**THE REQUEST:** Restate the entries below word for word, omitting nothing.

Figure collection entries
===============

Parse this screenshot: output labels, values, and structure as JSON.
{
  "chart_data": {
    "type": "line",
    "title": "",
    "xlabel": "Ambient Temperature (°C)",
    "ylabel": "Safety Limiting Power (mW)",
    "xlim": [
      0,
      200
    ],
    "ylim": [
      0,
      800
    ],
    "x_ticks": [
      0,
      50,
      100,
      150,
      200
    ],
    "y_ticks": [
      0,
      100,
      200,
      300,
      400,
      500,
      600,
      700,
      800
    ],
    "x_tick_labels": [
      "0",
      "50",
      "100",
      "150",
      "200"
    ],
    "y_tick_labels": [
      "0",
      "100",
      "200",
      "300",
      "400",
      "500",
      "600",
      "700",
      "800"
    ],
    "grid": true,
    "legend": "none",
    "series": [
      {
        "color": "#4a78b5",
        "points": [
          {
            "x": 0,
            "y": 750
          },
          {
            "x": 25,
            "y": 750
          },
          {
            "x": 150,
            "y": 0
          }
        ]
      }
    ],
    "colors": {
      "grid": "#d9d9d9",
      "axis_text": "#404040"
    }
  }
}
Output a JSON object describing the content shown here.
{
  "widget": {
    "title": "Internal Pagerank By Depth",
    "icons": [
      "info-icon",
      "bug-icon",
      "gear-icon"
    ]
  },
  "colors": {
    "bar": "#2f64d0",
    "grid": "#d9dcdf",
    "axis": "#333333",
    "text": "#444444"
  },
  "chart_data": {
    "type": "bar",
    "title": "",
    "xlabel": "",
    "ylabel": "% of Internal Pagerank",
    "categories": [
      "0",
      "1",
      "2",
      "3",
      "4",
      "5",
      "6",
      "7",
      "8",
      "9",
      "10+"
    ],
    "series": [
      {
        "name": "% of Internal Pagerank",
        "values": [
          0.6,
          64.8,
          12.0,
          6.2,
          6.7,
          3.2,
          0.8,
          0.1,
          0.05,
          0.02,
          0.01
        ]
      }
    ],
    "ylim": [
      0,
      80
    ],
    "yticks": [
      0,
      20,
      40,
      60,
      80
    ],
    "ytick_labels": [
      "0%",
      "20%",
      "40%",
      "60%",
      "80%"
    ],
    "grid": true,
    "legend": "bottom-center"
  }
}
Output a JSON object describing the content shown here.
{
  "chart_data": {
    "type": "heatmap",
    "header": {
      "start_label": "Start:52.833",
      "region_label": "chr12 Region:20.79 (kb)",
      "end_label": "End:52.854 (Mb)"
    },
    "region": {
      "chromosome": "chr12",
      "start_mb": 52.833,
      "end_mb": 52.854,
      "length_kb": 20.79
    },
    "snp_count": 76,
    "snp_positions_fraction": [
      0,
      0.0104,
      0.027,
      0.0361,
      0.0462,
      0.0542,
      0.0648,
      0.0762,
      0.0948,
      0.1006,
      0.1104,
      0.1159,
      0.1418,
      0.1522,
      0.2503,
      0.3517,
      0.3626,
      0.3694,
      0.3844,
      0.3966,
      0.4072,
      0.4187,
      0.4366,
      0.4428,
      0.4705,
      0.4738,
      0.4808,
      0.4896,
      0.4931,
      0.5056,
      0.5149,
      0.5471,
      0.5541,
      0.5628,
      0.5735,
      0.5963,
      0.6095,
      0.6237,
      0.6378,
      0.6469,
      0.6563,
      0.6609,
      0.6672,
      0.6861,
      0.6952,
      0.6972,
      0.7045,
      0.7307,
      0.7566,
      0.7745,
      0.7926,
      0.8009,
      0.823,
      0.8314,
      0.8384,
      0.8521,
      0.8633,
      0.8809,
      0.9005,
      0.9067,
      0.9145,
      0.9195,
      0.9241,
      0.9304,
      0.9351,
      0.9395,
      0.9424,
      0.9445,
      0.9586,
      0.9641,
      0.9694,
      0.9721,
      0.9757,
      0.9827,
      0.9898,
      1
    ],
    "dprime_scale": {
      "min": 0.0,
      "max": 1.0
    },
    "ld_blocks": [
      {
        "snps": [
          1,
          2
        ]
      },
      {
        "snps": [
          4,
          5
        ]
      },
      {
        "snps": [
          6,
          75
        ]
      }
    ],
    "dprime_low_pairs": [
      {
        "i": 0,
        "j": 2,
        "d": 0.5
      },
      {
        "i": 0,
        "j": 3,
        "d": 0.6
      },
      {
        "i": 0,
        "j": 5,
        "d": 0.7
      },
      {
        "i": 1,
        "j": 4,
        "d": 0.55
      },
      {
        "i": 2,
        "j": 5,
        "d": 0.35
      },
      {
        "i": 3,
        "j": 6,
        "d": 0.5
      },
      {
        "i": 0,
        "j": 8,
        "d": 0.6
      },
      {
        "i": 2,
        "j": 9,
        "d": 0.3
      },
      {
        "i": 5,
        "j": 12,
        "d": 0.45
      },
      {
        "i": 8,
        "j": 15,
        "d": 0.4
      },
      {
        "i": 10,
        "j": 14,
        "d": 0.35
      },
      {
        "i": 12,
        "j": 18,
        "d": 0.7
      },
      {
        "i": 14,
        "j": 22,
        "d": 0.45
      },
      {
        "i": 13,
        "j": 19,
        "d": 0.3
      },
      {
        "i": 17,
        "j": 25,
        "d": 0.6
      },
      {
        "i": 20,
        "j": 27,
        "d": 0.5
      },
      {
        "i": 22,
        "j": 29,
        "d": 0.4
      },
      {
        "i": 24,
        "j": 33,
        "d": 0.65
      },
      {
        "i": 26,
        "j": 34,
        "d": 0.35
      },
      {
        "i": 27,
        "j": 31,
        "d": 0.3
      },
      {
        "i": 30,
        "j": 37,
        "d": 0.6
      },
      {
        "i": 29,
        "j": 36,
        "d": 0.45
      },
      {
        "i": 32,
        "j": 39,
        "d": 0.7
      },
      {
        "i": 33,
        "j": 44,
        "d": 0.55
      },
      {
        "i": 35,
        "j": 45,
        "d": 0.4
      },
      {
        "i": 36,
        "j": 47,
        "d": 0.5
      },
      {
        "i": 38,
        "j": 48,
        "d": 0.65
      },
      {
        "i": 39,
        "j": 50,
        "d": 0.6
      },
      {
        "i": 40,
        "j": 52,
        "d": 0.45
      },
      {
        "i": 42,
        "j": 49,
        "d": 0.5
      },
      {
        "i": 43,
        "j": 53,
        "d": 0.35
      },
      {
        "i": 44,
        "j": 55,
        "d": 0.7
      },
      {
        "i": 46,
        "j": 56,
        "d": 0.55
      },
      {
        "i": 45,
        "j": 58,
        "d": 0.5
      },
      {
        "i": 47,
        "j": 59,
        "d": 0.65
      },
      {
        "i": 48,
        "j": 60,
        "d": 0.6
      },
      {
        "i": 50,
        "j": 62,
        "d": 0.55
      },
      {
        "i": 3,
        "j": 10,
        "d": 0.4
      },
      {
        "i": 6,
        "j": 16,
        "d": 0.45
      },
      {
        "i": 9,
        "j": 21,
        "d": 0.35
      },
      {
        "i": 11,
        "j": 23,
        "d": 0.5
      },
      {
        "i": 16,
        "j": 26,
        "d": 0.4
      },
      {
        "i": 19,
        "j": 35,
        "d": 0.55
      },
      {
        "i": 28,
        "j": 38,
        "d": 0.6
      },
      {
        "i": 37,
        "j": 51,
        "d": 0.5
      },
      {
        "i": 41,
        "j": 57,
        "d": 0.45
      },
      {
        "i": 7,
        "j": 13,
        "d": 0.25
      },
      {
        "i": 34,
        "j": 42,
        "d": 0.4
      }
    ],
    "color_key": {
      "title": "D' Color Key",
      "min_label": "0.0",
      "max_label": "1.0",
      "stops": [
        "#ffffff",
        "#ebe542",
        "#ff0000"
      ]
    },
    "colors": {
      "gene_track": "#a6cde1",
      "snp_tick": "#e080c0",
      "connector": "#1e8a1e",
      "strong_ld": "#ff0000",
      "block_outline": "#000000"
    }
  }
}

===============

**FULL SOLUTION:**
Parse this screenshot: output labels, values, and structure as JSON.
{
  "chart_data": {
    "type": "line",
    "title": "",
    "xlabel": "Ambient Temperature (°C)",
    "ylabel": "Safety Limiting Power (mW)",
    "xlim": [
      0,
      200
    ],
    "ylim": [
      0,
      800
    ],
    "x_ticks": [
      0,
      50,
      100,
      150,
      200
    ],
    "y_ticks": [
      0,
      100,
      200,
      300,
      400,
      500,
      600,
      700,
      800
    ],
    "x_tick_labels": [
      "0",
      "50",
      "100",
      "150",
      "200"
    ],
    "y_tick_labels": [
      "0",
      "100",
      "200",
      "300",
      "400",
      "500",
      "600",
      "700",
      "800"
    ],
    "grid": true,
    "legend": "none",
    "series": [
      {
        "color": "#4a78b5",
        "points": [
          {
            "x": 0,
            "y": 750
          },
          {
            "x": 25,
            "y": 750
          },
          {
            "x": 150,
            "y": 0
          }
        ]
      }
    ],
    "colors": {
      "grid": "#d9d9d9",
      "axis_text": "#404040"
    }
  }
}
Output a JSON object describing the content shown here.
{
  "widget": {
    "title": "Internal Pagerank By Depth",
    "icons": [
      "info-icon",
      "bug-icon",
      "gear-icon"
    ]
  },
  "colors": {
    "bar": "#2f64d0",
    "grid": "#d9dcdf",
    "axis": "#333333",
    "text": "#444444"
  },
  "chart_data": {
    "type": "bar",
    "title": "",
    "xlabel": "",
    "ylabel": "% of Internal Pagerank",
    "categories": [
      "0",
      "1",
      "2",
      "3",
      "4",
      "5",
      "6",
      "7",
      "8",
      "9",
      "10+"
    ],
    "series": [
      {
        "name": "% of Internal Pagerank",
        "values": [
          0.6,
          64.8,
          12.0,
          6.2,
          6.7,
          3.2,
          0.8,
          0.1,
          0.05,
          0.02,
          0.01
        ]
      }
    ],
    "ylim": [
      0,
      80
    ],
    "yticks": [
      0,
      20,
      40,
      60,
      80
    ],
    "ytick_labels": [
      "0%",
      "20%",
      "40%",
      "60%",
      "80%"
    ],
    "grid": true,
    "legend": "bottom-center"
  }
}
Output a JSON object describing the content shown here.
{
  "chart_data": {
    "type": "heatmap",
    "header": {
      "start_label": "Start:52.833",
      "region_label": "chr12 Region:20.79 (kb)",
      "end_label": "End:52.854 (Mb)"
    },
    "region": {
      "chromosome": "chr12",
      "start_mb": 52.833,
      "end_mb": 52.854,
      "length_kb": 20.79
    },
    "snp_count": 76,
    "snp_positions_fraction": [
      0,
      0.0104,
      0.027,
      0.0361,
      0.0462,
      0.0542,
      0.0648,
      0.0762,
      0.0948,
      0.1006,
      0.1104,
      0.1159,
      0.1418,
      0.1522,
      0.2503,
      0.3517,
      0.3626,
      0.3694,
      0.3844,
      0.3966,
      0.4072,
      0.4187,
      0.4366,
      0.4428,
      0.4705,
      0.4738,
      0.4808,
      0.4896,
      0.4931,
      0.5056,
      0.5149,
      0.5471,
      0.5541,
      0.5628,
      0.5735,
      0.5963,
      0.6095,
      0.6237,
      0.6378,
      0.6469,
      0.6563,
      0.6609,
      0.6672,
      0.6861,
      0.6952,
      0.6972,
      0.7045,
      0.7307,
      0.7566,
      0.7745,
      0.7926,
      0.8009,
      0.823,
      0.8314,
      0.8384,
      0.8521,
      0.8633,
      0.8809,
      0.9005,
      0.9067,
      0.9145,
      0.9195,
      0.9241,
      0.9304,
      0.9351,
      0.9395,
      0.9424,
      0.9445,
      0.9586,
      0.9641,
      0.9694,
      0.9721,
      0.9757,
      0.9827,
      0.9898,
      1
    ],
    "dprime_scale": {
      "min": 0.0,
      "max": 1.0
    },
    "ld_blocks": [
      {
        "snps": [
          1,
          2
        ]
      },
      {
        "snps": [
          4,
          5
        ]
      },
      {
        "snps": [
          6,
          75
        ]
      }
    ],
    "dprime_low_pairs": [
      {
        "i": 0,
        "j": 2,
        "d": 0.5
      },
      {
        "i": 0,
        "j": 3,
        "d": 0.6
      },
      {
        "i": 0,
        "j": 5,
        "d": 0.7
      },
      {
        "i": 1,
        "j": 4,
        "d": 0.55
      },
      {
        "i": 2,
        "j": 5,
        "d": 0.35
      },
      {
        "i": 3,
        "j": 6,
        "d": 0.5
      },
      {
        "i": 0,
        "j": 8,
        "d": 0.6
      },
      {
        "i": 2,
        "j": 9,
        "d": 0.3
      },
      {
        "i": 5,
        "j": 12,
        "d": 0.45
      },
      {
        "i": 8,
        "j": 15,
        "d": 0.4
      },
      {
        "i": 10,
        "j": 14,
        "d": 0.35
      },
      {
        "i": 12,
        "j": 18,
        "d": 0.7
      },
      {
        "i": 14,
        "j": 22,
        "d": 0.45
      },
      {
        "i": 13,
        "j": 19,
        "d": 0.3
      },
      {
        "i": 17,
        "j": 25,
        "d": 0.6
      },
      {
        "i": 20,
        "j": 27,
        "d": 0.5
      },
      {
        "i": 22,
        "j": 29,
        "d": 0.4
      },
      {
        "i": 24,
        "j": 33,
        "d": 0.65
      },
      {
        "i": 26,
        "j": 34,
        "d": 0.35
      },
      {
        "i": 27,
        "j": 31,
        "d": 0.3
      },
      {
        "i": 30,
        "j": 37,
        "d": 0.6
      },
      {
        "i": 29,
        "j": 36,
        "d": 0.45
      },
      {
        "i": 32,
        "j": 39,
        "d": 0.7
      },
      {
        "i": 33,
        "j": 44,
        "d": 0.55
      },
      {
        "i": 35,
        "j": 45,
        "d": 0.4
      },
      {
        "i": 36,
        "j": 47,
        "d": 0.5
      },
      {
        "i": 38,
        "j": 48,
        "d": 0.65
      },
      {
        "i": 39,
        "j": 50,
        "d": 0.6
      },
      {
        "i": 40,
        "j": 52,
        "d": 0.45
      },
      {
        "i": 42,
        "j": 49,
        "d": 0.5
      },
      {
        "i": 43,
        "j": 53,
        "d": 0.35
      },
      {
        "i": 44,
        "j": 55,
        "d": 0.7
      },
      {
        "i": 46,
        "j": 56,
        "d": 0.55
      },
      {
        "i": 45,
        "j": 58,
        "d": 0.5
      },
      {
        "i": 47,
        "j": 59,
        "d": 0.65
      },
      {
        "i": 48,
        "j": 60,
        "d": 0.6
      },
      {
        "i": 50,
        "j": 62,
        "d": 0.55
      },
      {
        "i": 3,
        "j": 10,
        "d": 0.4
      },
      {
        "i": 6,
        "j": 16,
        "d": 0.45
      },
      {
        "i": 9,
        "j": 21,
        "d": 0.35
      },
      {
        "i": 11,
        "j": 23,
        "d": 0.5
      },
      {
        "i": 16,
        "j": 26,
        "d": 0.4
      },
      {
        "i": 19,
        "j": 35,
        "d": 0.55
      },
      {
        "i": 28,
        "j": 38,
        "d": 0.6
      },
      {
        "i": 37,
        "j": 51,
        "d": 0.5
      },
      {
        "i": 41,
        "j": 57,
        "d": 0.45
      },
      {
        "i": 7,
        "j": 13,
        "d": 0.25
      },
      {
        "i": 34,
        "j": 42,
        "d": 0.4
      }
    ],
    "color_key": {
      "title": "D' Color Key",
      "min_label": "0.0",
      "max_label": "1.0",
      "stops": [
        "#ffffff",
        "#ebe542",
        "#ff0000"
      ]
    },
    "colors": {
      "gene_track": "#a6cde1",
      "snp_tick": "#e080c0",
      "connector": "#1e8a1e",
      "strong_ld": "#ff0000",
      "block_outline": "#000000"
    }
  }
}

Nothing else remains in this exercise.